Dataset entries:
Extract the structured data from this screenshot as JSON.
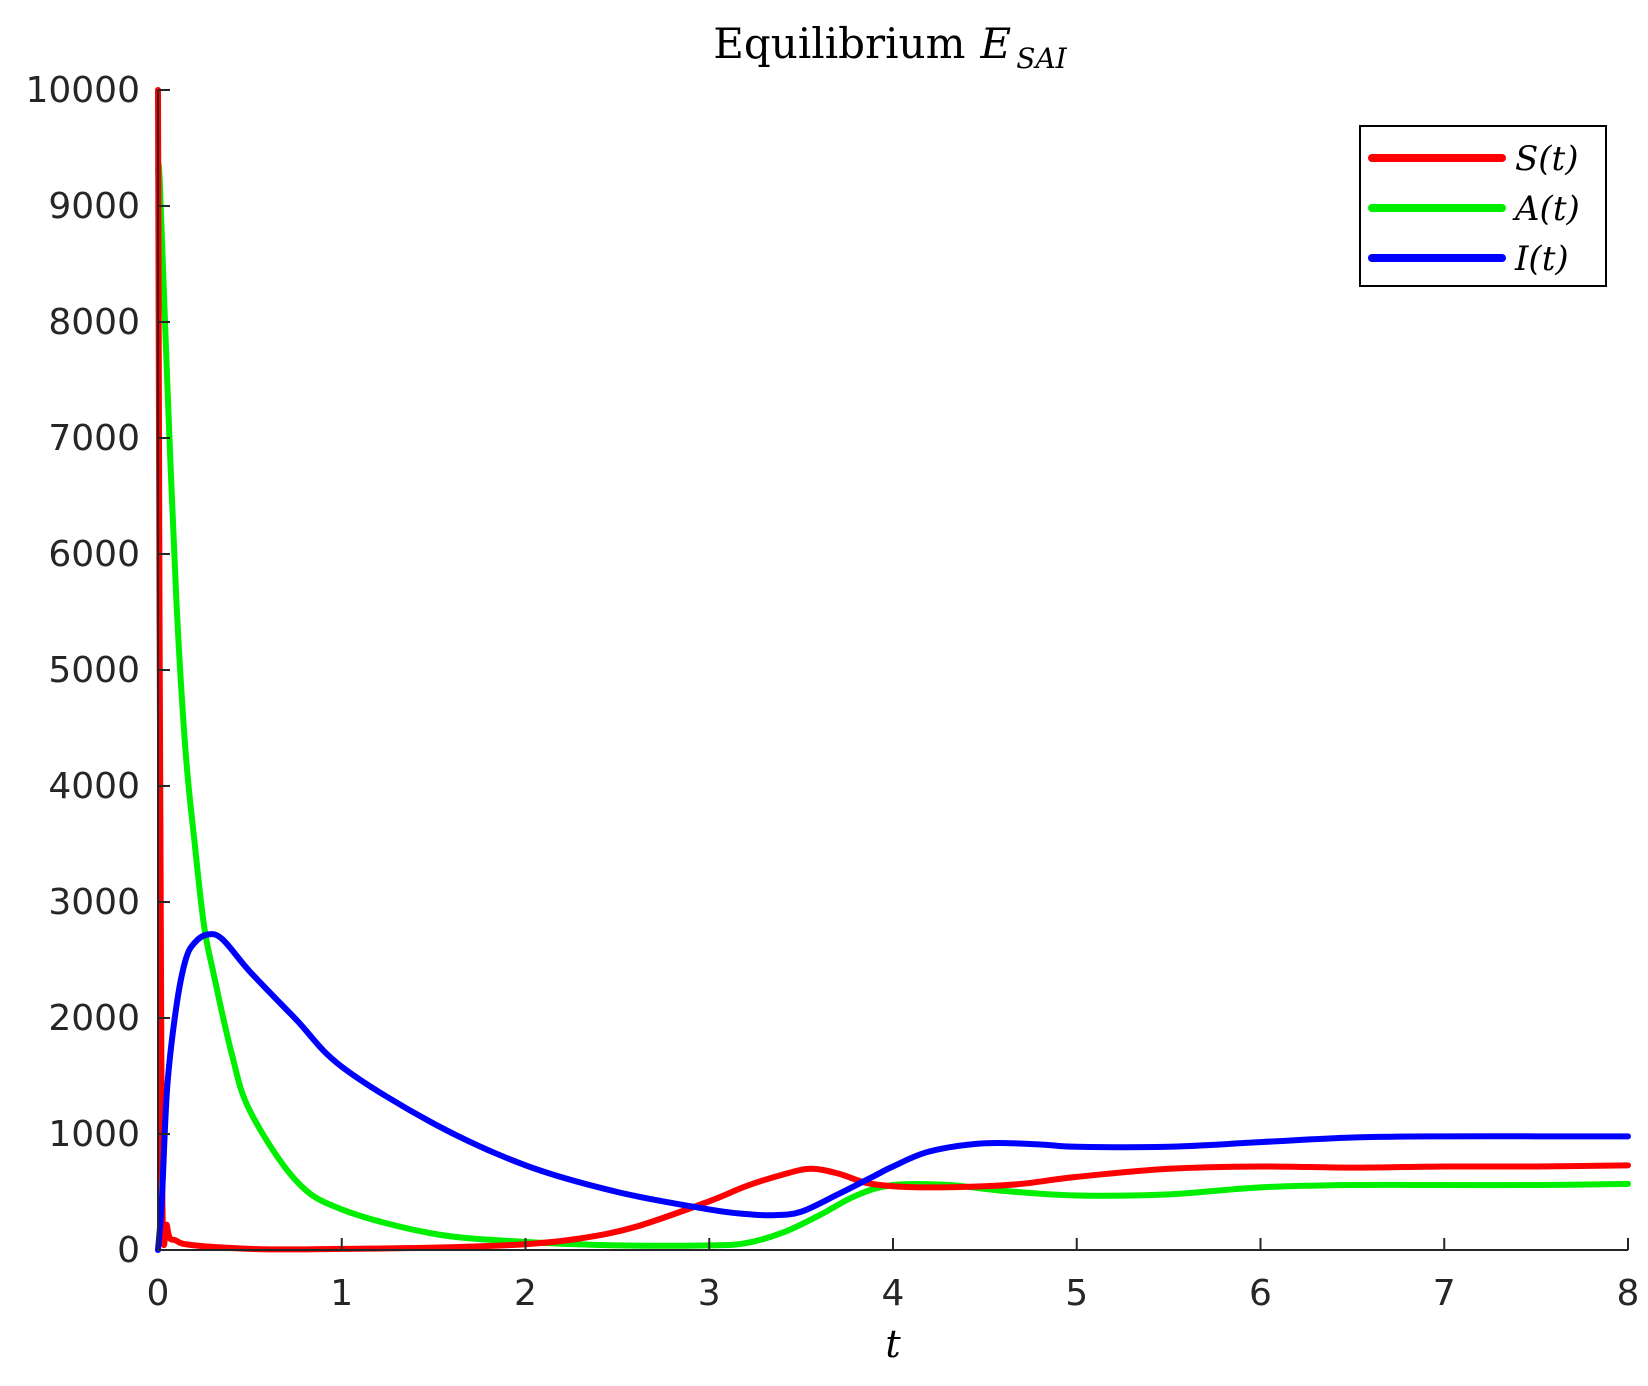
{
  "chart_data": {
    "type": "line",
    "title": {
      "prefix": "Equilibrium",
      "math_base": "E",
      "math_sub": "SAI"
    },
    "xlabel": "t",
    "ylabel": "",
    "xlim": [
      0,
      8
    ],
    "ylim": [
      0,
      10000
    ],
    "xticks": [
      "0",
      "1",
      "2",
      "3",
      "4",
      "5",
      "6",
      "7",
      "8"
    ],
    "yticks": [
      "0",
      "1000",
      "2000",
      "3000",
      "4000",
      "5000",
      "6000",
      "7000",
      "8000",
      "9000",
      "10000"
    ],
    "grid": false,
    "legend": {
      "position": "top-right",
      "entries": [
        "S(t)",
        "A(t)",
        "I(t)"
      ]
    },
    "series": [
      {
        "name": "S(t)",
        "color": "#ff0000",
        "x": [
          0,
          0.02,
          0.05,
          0.1,
          0.2,
          0.5,
          0.75,
          1,
          1.5,
          2,
          2.3,
          2.6,
          3,
          3.2,
          3.4,
          3.55,
          3.7,
          3.85,
          4,
          4.2,
          4.5,
          4.7,
          5,
          5.5,
          6,
          6.5,
          7,
          7.5,
          8
        ],
        "y": [
          10000,
          1000,
          200,
          80,
          40,
          10,
          5,
          10,
          20,
          50,
          100,
          200,
          420,
          550,
          650,
          700,
          660,
          580,
          550,
          540,
          550,
          570,
          630,
          700,
          720,
          710,
          720,
          720,
          730
        ]
      },
      {
        "name": "A(t)",
        "color": "#00ee00",
        "x": [
          0,
          0.01,
          0.05,
          0.1,
          0.15,
          0.2,
          0.25,
          0.3,
          0.4,
          0.5,
          0.75,
          1,
          1.5,
          2,
          2.5,
          3,
          3.2,
          3.4,
          3.6,
          3.8,
          4,
          4.3,
          4.6,
          5,
          5.5,
          6,
          6.5,
          7,
          7.5,
          8
        ],
        "y": [
          9300,
          9200,
          7500,
          5600,
          4300,
          3500,
          2800,
          2400,
          1700,
          1200,
          600,
          350,
          140,
          70,
          40,
          40,
          60,
          150,
          300,
          470,
          560,
          560,
          510,
          470,
          480,
          540,
          560,
          560,
          560,
          570
        ]
      },
      {
        "name": "I(t)",
        "color": "#0000ff",
        "x": [
          0,
          0.02,
          0.05,
          0.1,
          0.15,
          0.2,
          0.27,
          0.35,
          0.5,
          0.75,
          1,
          1.5,
          2,
          2.5,
          3,
          3.2,
          3.35,
          3.5,
          3.7,
          3.9,
          4,
          4.2,
          4.5,
          4.8,
          5,
          5.5,
          6,
          6.5,
          7,
          7.5,
          8
        ],
        "y": [
          0,
          400,
          1400,
          2100,
          2500,
          2650,
          2720,
          2680,
          2400,
          1990,
          1580,
          1090,
          730,
          500,
          350,
          310,
          300,
          330,
          480,
          640,
          720,
          850,
          920,
          910,
          890,
          890,
          930,
          970,
          980,
          980,
          980
        ]
      }
    ]
  }
}
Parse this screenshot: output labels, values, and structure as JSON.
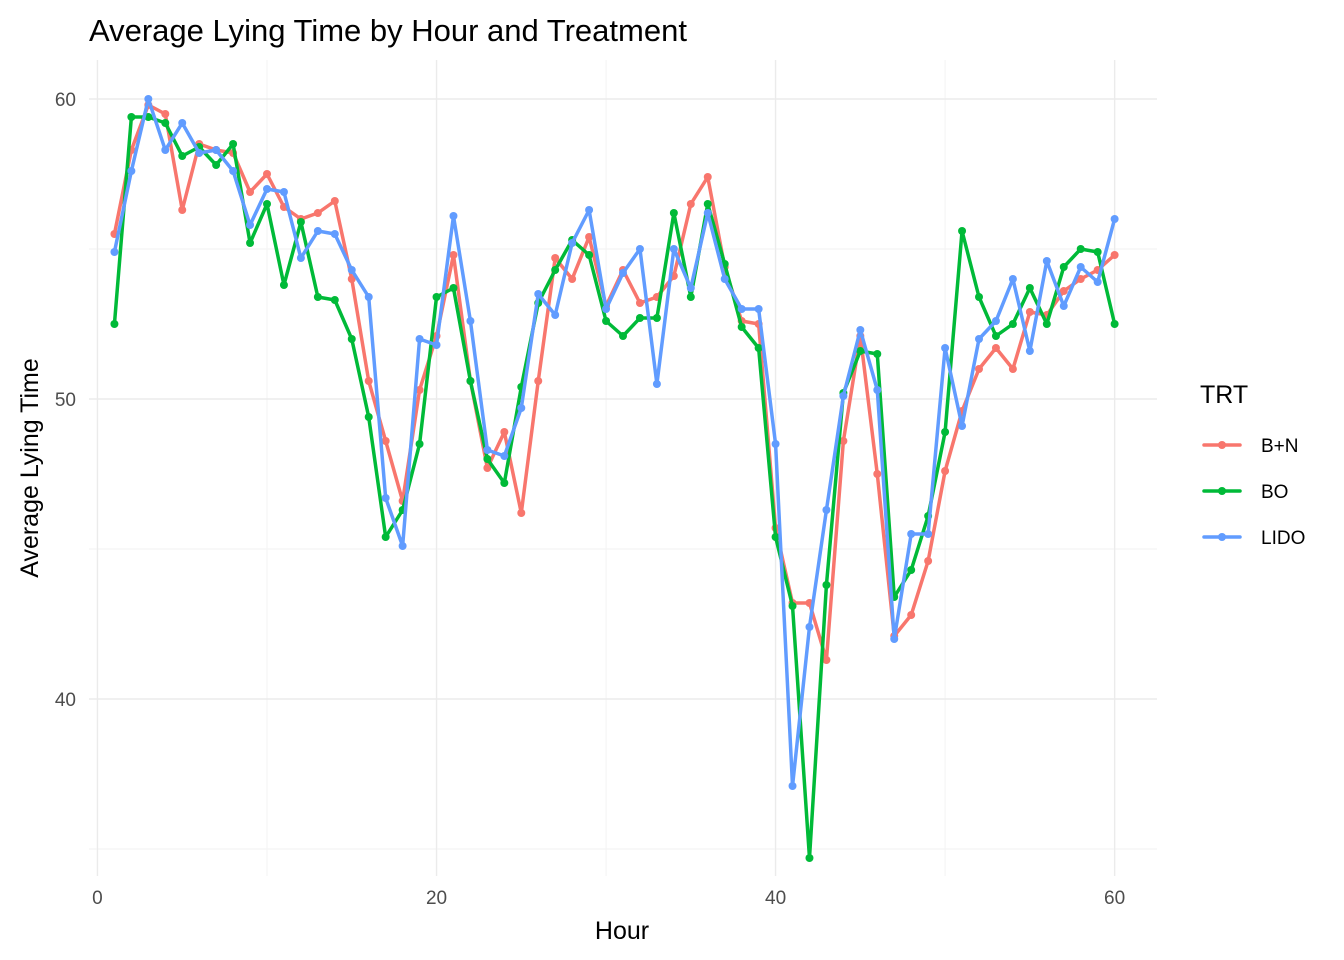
{
  "chart_data": {
    "type": "line",
    "title": "Average Lying Time by Hour and Treatment",
    "xlabel": "Hour",
    "ylabel": "Average Lying Time",
    "xlim": [
      -0.5,
      62.5
    ],
    "ylim": [
      34.1,
      61.3
    ],
    "x_ticks": [
      0,
      20,
      40,
      60
    ],
    "y_ticks": [
      40,
      50,
      60
    ],
    "x_minor": [
      10,
      30,
      50
    ],
    "y_minor": [
      35,
      45,
      55
    ],
    "legend_title": "TRT",
    "legend_position": "right",
    "grid": true,
    "x": [
      1,
      2,
      3,
      4,
      5,
      6,
      7,
      8,
      9,
      10,
      11,
      12,
      13,
      14,
      15,
      16,
      17,
      18,
      19,
      20,
      21,
      22,
      23,
      24,
      25,
      26,
      27,
      28,
      29,
      30,
      31,
      32,
      33,
      34,
      35,
      36,
      37,
      38,
      39,
      40,
      41,
      42,
      43,
      44,
      45,
      46,
      47,
      48,
      49,
      50,
      51,
      52,
      53,
      54,
      55,
      56,
      57,
      58,
      59,
      60
    ],
    "series": [
      {
        "name": "B+N",
        "color": "#F8766D",
        "values": [
          55.5,
          58.3,
          59.8,
          59.5,
          56.3,
          58.5,
          58.3,
          58.2,
          56.9,
          57.5,
          56.4,
          56.0,
          56.2,
          56.6,
          54.0,
          50.6,
          48.6,
          46.6,
          50.3,
          52.1,
          54.8,
          50.6,
          47.7,
          48.9,
          46.2,
          50.6,
          54.7,
          54.0,
          55.4,
          53.1,
          54.3,
          53.2,
          53.4,
          54.1,
          56.5,
          57.4,
          54.4,
          52.6,
          52.5,
          45.7,
          43.2,
          43.2,
          41.3,
          48.6,
          52.1,
          47.5,
          42.1,
          42.8,
          44.6,
          47.6,
          49.6,
          51.0,
          51.7,
          51.0,
          52.9,
          52.8,
          53.6,
          54.0,
          54.3,
          54.8
        ]
      },
      {
        "name": "BO",
        "color": "#00BA38",
        "values": [
          52.5,
          59.4,
          59.4,
          59.2,
          58.1,
          58.4,
          57.8,
          58.5,
          55.2,
          56.5,
          53.8,
          55.9,
          53.4,
          53.3,
          52.0,
          49.4,
          45.4,
          46.3,
          48.5,
          53.4,
          53.7,
          50.6,
          48.0,
          47.2,
          50.4,
          53.2,
          54.3,
          55.3,
          54.8,
          52.6,
          52.1,
          52.7,
          52.7,
          56.2,
          53.4,
          56.5,
          54.5,
          52.4,
          51.7,
          45.4,
          43.1,
          34.7,
          43.8,
          50.2,
          51.6,
          51.5,
          43.4,
          44.3,
          46.1,
          48.9,
          55.6,
          53.4,
          52.1,
          52.5,
          53.7,
          52.5,
          54.4,
          55.0,
          54.9,
          52.5
        ]
      },
      {
        "name": "LIDO",
        "color": "#619CFF",
        "values": [
          54.9,
          57.6,
          60.0,
          58.3,
          59.2,
          58.2,
          58.3,
          57.6,
          55.8,
          57.0,
          56.9,
          54.7,
          55.6,
          55.5,
          54.3,
          53.4,
          46.7,
          45.1,
          52.0,
          51.8,
          56.1,
          52.6,
          48.3,
          48.1,
          49.7,
          53.5,
          52.8,
          55.2,
          56.3,
          53.0,
          54.2,
          55.0,
          50.5,
          55.0,
          53.7,
          56.2,
          54.0,
          53.0,
          53.0,
          48.5,
          37.1,
          42.4,
          46.3,
          50.1,
          52.3,
          50.3,
          42.0,
          45.5,
          45.5,
          51.7,
          49.1,
          52.0,
          52.6,
          54.0,
          51.6,
          54.6,
          53.1,
          54.4,
          53.9,
          56.0
        ]
      }
    ]
  }
}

Exercise directions -
Which lines hold the word "JSON"? Copy every one of them.

Exercise answer -
Extract the structured data from this screenshot as JSON.
Parse this screenshot: output labels, values, and structure as JSON.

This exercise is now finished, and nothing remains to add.